— begin Dataset content —
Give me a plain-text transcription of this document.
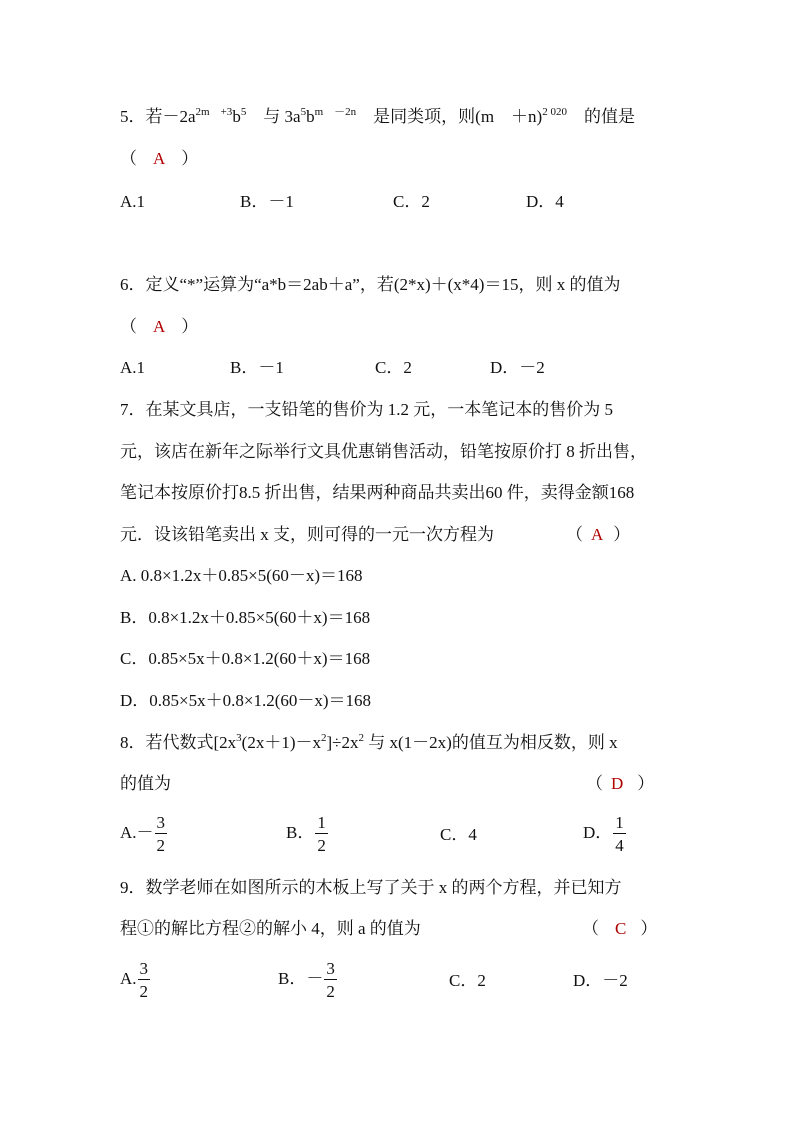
5．若$-2a^{2m +3}b^5$　与 $3a^5b^{m -2n}$　是同类项，则(m　＋n)$^{2 020}$　的值是
（ A ）
A.1	B．－1	C．2	D．4
6．定义“*”运算为“a*b＝2ab＋a”，若(2*x)＋(x*4)＝15，则 x 的值为
（ A ）
A.1	B．－1	C．2	D．－2
7．在某文具店，一支铅笔的售价为 1.2 元，一本笔记本的售价为 5
元，该店在新年之际举行文具优惠销售活动，铅笔按原价打 8 折出售，
笔记本按原价打8.5 折出售，结果两种商品共卖出60 件，卖得金额168
元．设该铅笔卖出 x 支，则可得的一元一次方程为	（ A ）
A. 0.8×1.2x＋0.85×5(60－x)＝168
B．0.8×1.2x＋0.85×5(60＋x)＝168
C．0.85×5x＋0.8×1.2(60＋x)＝168
D．0.85×5x＋0.8×1.2(60－x)＝168
8．若代数式$[2x^3(2x+1)-x^2]\div 2x^2$ 与 x(1－2x)的值互为相反数，则 x
的值为	（ D ）
$A.- \frac{3}{2}$	B． $\frac{1}{2}$	C．4	D． $\frac{1}{4}$
9．数学老师在如图所示的木板上写了关于 x 的两个方程，并已知方
程①的解比方程②的解小 4，则 a 的值为	（ C ）
A. $\frac{3}{2}$	B．－ $\frac{3}{2}$	C．2	D．－2
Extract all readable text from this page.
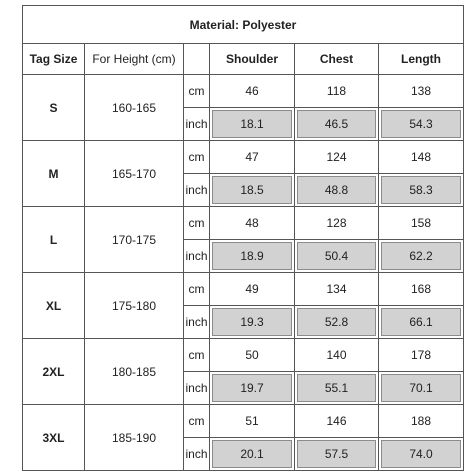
Material: Polyester					
Tag Size	For Height (cm)		Shoulder	Chest	Length
S	160-165	cm	46	118	138
		inch	18.1	46.5	54.3
M	165-170	cm	47	124	148
		inch	18.5	48.8	58.3
L	170-175	cm	48	128	158
		inch	18.9	50.4	62.2
XL	175-180	cm	49	134	168
		inch	19.3	52.8	66.1
2XL	180-185	cm	50	140	178
		inch	19.7	55.1	70.1
3XL	185-190	cm	51	146	188
		inch	20.1	57.5	74.0
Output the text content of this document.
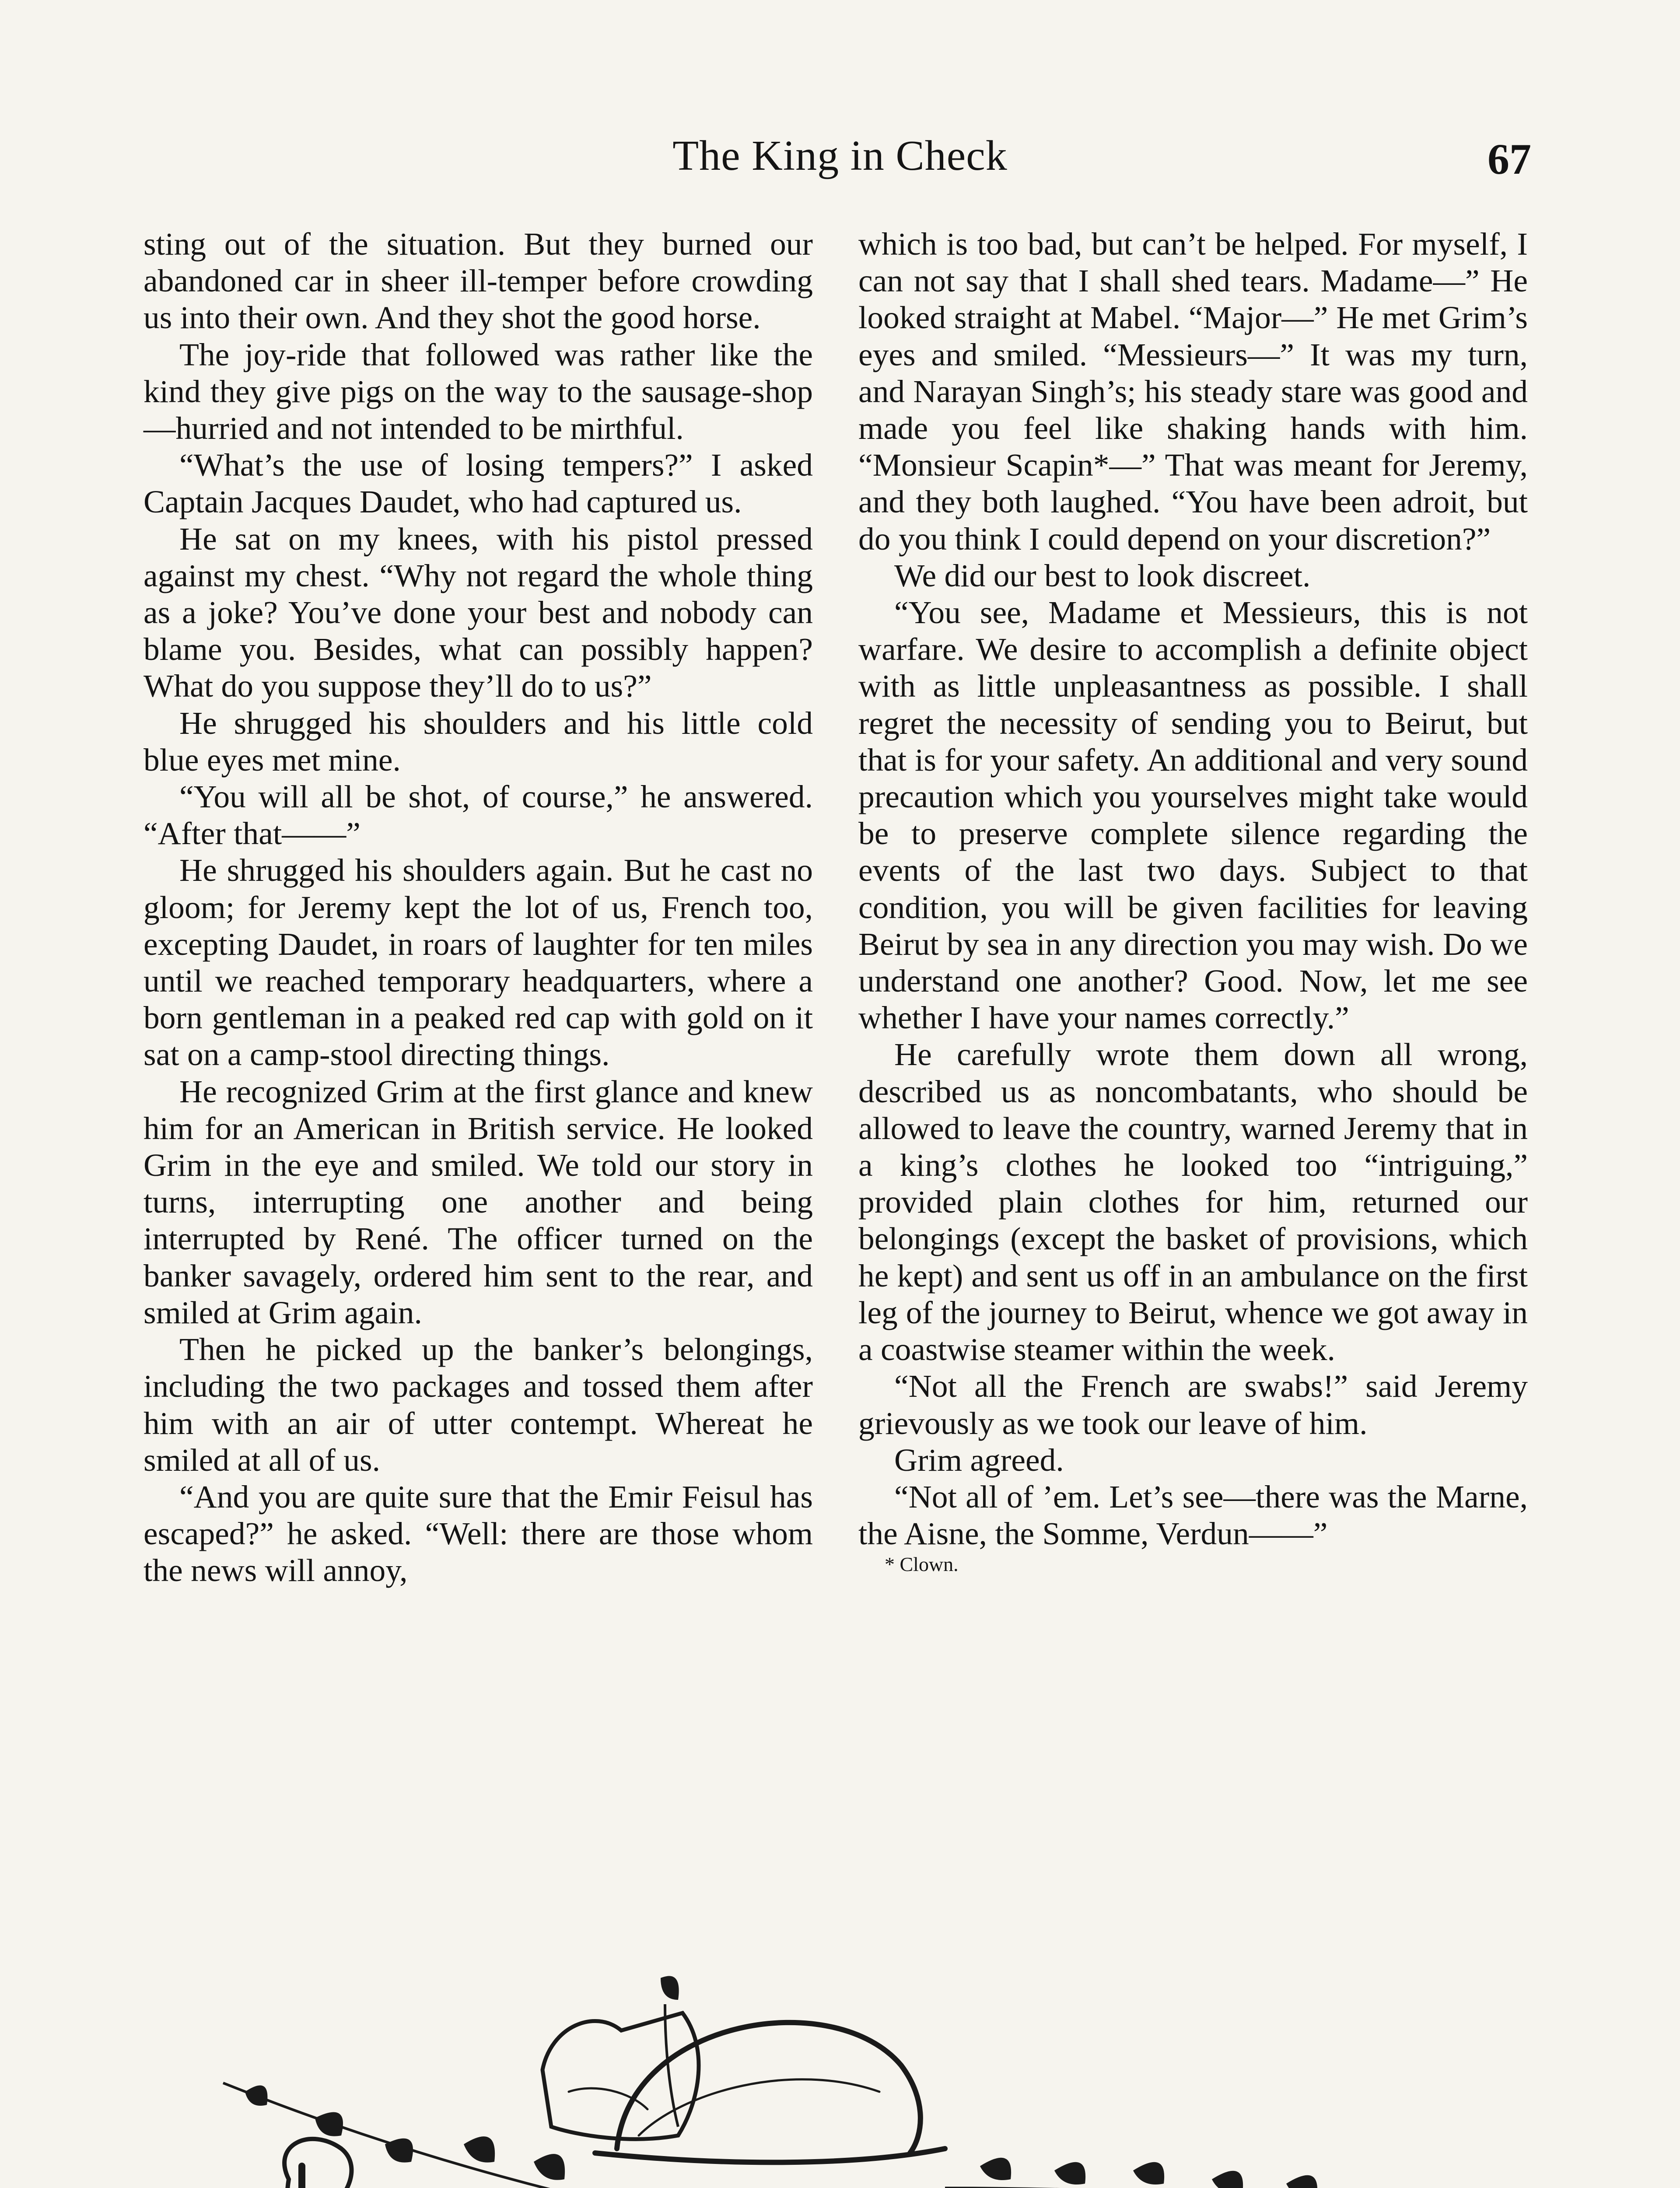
The King in Check	67

sting out of the situation. But they burned our abandoned car in sheer ill-temper before crowding us into their own. And they shot the good horse.

The joy-ride that followed was rather like the kind they give pigs on the way to the sausage-shop—hurried and not intended to be mirthful.

“What’s the use of losing tempers?” I asked Captain Jacques Daudet, who had captured us.

He sat on my knees, with his pistol pressed against my chest. “Why not regard the whole thing as a joke? You’ve done your best and nobody can blame you. Besides, what can possibly happen? What do you suppose they’ll do to us?”

He shrugged his shoulders and his little cold blue eyes met mine.

“You will all be shot, of course,” he answered. “After that——”

He shrugged his shoulders again. But he cast no gloom; for Jeremy kept the lot of us, French too, excepting Daudet, in roars of laughter for ten miles until we reached temporary headquarters, where a born gentleman in a peaked red cap with gold on it sat on a camp-stool directing things.

He recognized Grim at the first glance and knew him for an American in British service. He looked Grim in the eye and smiled. We told our story in turns, interrupting one another and being interrupted by René. The officer turned on the banker savagely, ordered him sent to the rear, and smiled at Grim again.

Then he picked up the banker’s belongings, including the two packages and tossed them after him with an air of utter contempt. Whereat he smiled at all of us.

“And you are quite sure that the Emir Feisul has escaped?” he asked. “Well: there are those whom the news will annoy,

which is too bad, but can’t be helped. For myself, I can not say that I shall shed tears. Madame—” He looked straight at Mabel. “Major—” He met Grim’s eyes and smiled. “Messieurs—” It was my turn, and Narayan Singh’s; his steady stare was good and made you feel like shaking hands with him. “Monsieur Scapin*—” That was meant for Jeremy, and they both laughed. “You have been adroit, but do you think I could depend on your discretion?”

We did our best to look discreet.

“You see, Madame et Messieurs, this is not warfare. We desire to accomplish a definite object with as little unpleasantness as possible. I shall regret the necessity of sending you to Beirut, but that is for your safety. An additional and very sound precaution which you yourselves might take would be to preserve complete silence regarding the events of the last two days. Subject to that condition, you will be given facilities for leaving Beirut by sea in any direction you may wish. Do we understand one another? Good. Now, let me see whether I have your names correctly.”

He carefully wrote them down all wrong, described us as noncombatants, who should be allowed to leave the country, warned Jeremy that in a king’s clothes he looked too “intriguing,” provided plain clothes for him, returned our belongings (except the basket of provisions, which he kept) and sent us off in an ambulance on the first leg of the journey to Beirut, whence we got away in a coastwise steamer within the week.

“Not all the French are swabs!” said Jeremy grievously as we took our leave of him.

Grim agreed.

“Not all of ’em. Let’s see—there was the Marne, the Aisne, the Somme, Verdun——”

* Clown.
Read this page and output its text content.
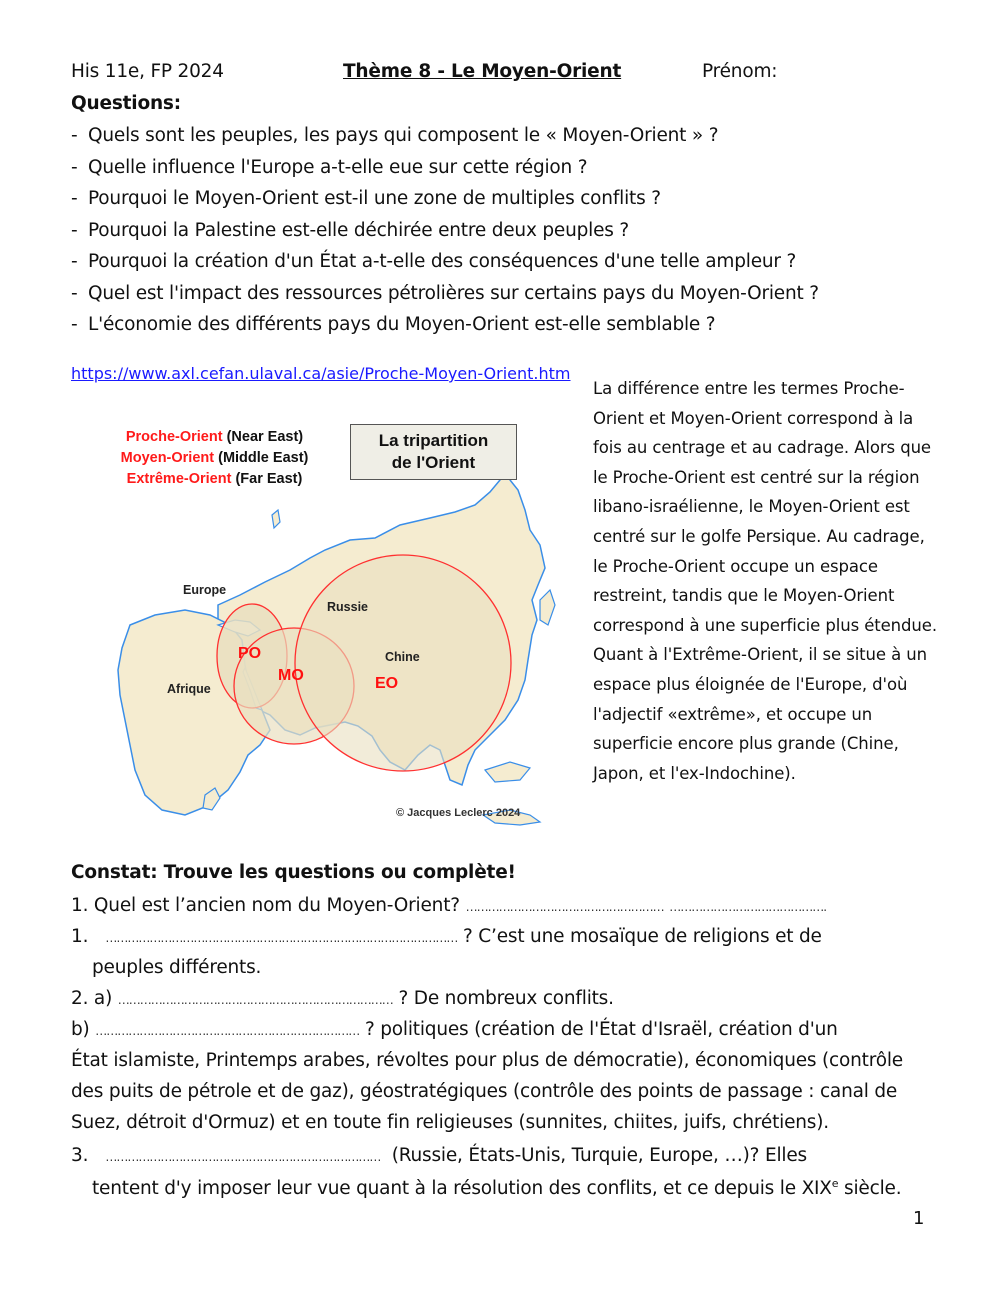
His 11e, FP 2024	Thème 8 - Le Moyen-Orient	Prénom:
Questions:
- Quels sont les peuples, les pays qui composent le « Moyen-Orient » ?
- Quelle influence l'Europe a-t-elle eue sur cette région ?
- Pourquoi le Moyen-Orient est-il une zone de multiples conflits ?
- Pourquoi la Palestine est-elle déchirée entre deux peuples ?
- Pourquoi la création d'un État a-t-elle des conséquences d'une telle ampleur ?
- Quel est l'impact des ressources pétrolières sur certains pays du Moyen-Orient ?
- L'économie des différents pays du Moyen-Orient est-elle semblable ?
https://www.axl.cefan.ulaval.ca/asie/Proche-Moyen-Orient.htm
Proche-Orient (Near East)
Moyen-Orient (Middle East)
Extrême-Orient (Far East)
La tripartition
de l'Orient
Europe
Russie
Afrique
Chine
PO
MO	EO
© Jacques Leclerc 2024

La différence entre les termes Proche-Orient et Moyen-Orient correspond à la fois au centrage et au cadrage. Alors que le Proche-Orient est centré sur la région libano-israélienne, le Moyen-Orient est centré sur le golfe Persique. Au cadrage, le Proche-Orient occupe un espace restreint, tandis que le Moyen-Orient correspond à une superficie plus étendue. Quant à l'Extrême-Orient, il se situe à un espace plus éloignée de l'Europe, d'où l'adjectif «extrême», et occupe un superficie encore plus grande (Chine, Japon, et l'ex-Indochine).

Constat: Trouve les questions ou complète!
1. Quel est l’ancien nom du Moyen-Orient? ……………………………………………… …………………………………….
1. …………………………………………………………………………………… ? C’est une mosaïque de religions et de
peuples différents.
2. a) ………………………………………………………………… ? De nombreux conflits.
b) ……………………………………………………………… ? politiques (création de l'État d'Israël, création d'un
État islamiste, Printemps arabes, révoltes pour plus de démocratie), économiques (contrôle
des puits de pétrole et de gaz), géostratégiques (contrôle des points de passage : canal de
Suez, détroit d'Ormuz) et en toute fin religieuses (sunnites, chiites, juifs, chrétiens).
3. ………………………………………………………………… (Russie, États-Unis, Turquie, Europe, …)? Elles
tentent d'y imposer leur vue quant à la résolution des conflits, et ce depuis le XIXe siècle.
1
— end Dataset content —
> To be done
Return only those lines of the records that contain the string "page".

> Result below
Extract all readable text from this page.
Read this page and output its text content.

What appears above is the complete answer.